**Stored entries**:
— START —

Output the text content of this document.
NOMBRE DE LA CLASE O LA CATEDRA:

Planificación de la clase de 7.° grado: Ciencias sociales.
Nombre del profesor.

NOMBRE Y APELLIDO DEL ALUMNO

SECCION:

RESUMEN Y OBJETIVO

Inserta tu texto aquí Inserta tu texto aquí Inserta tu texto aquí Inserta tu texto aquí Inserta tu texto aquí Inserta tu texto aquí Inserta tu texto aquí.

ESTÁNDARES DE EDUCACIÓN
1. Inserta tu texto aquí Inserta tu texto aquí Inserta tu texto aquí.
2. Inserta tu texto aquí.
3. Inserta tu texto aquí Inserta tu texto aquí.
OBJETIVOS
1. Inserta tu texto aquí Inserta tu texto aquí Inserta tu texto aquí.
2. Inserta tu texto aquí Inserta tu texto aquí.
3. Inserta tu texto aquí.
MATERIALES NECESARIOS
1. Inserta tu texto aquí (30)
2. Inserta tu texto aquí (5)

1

— END —

**The problem**: Write the complete data out, exactly as above.

**Output for this exercise**:
Output the text content of this document.
NOMBRE DE LA CLASE O LA CATEDRA:

Planificación de la clase de 7.° grado: Ciencias sociales.
Nombre del profesor.

NOMBRE Y APELLIDO DEL ALUMNO

SECCION:

RESUMEN Y OBJETIVO

Inserta tu texto aquí Inserta tu texto aquí Inserta tu texto aquí Inserta tu texto aquí Inserta tu texto aquí Inserta tu texto aquí Inserta tu texto aquí.

ESTÁNDARES DE EDUCACIÓN
1. Inserta tu texto aquí Inserta tu texto aquí Inserta tu texto aquí.
2. Inserta tu texto aquí.
3. Inserta tu texto aquí Inserta tu texto aquí.
OBJETIVOS
1. Inserta tu texto aquí Inserta tu texto aquí Inserta tu texto aquí.
2. Inserta tu texto aquí Inserta tu texto aquí.
3. Inserta tu texto aquí.
MATERIALES NECESARIOS
1. Inserta tu texto aquí (30)
2. Inserta tu texto aquí (5)

1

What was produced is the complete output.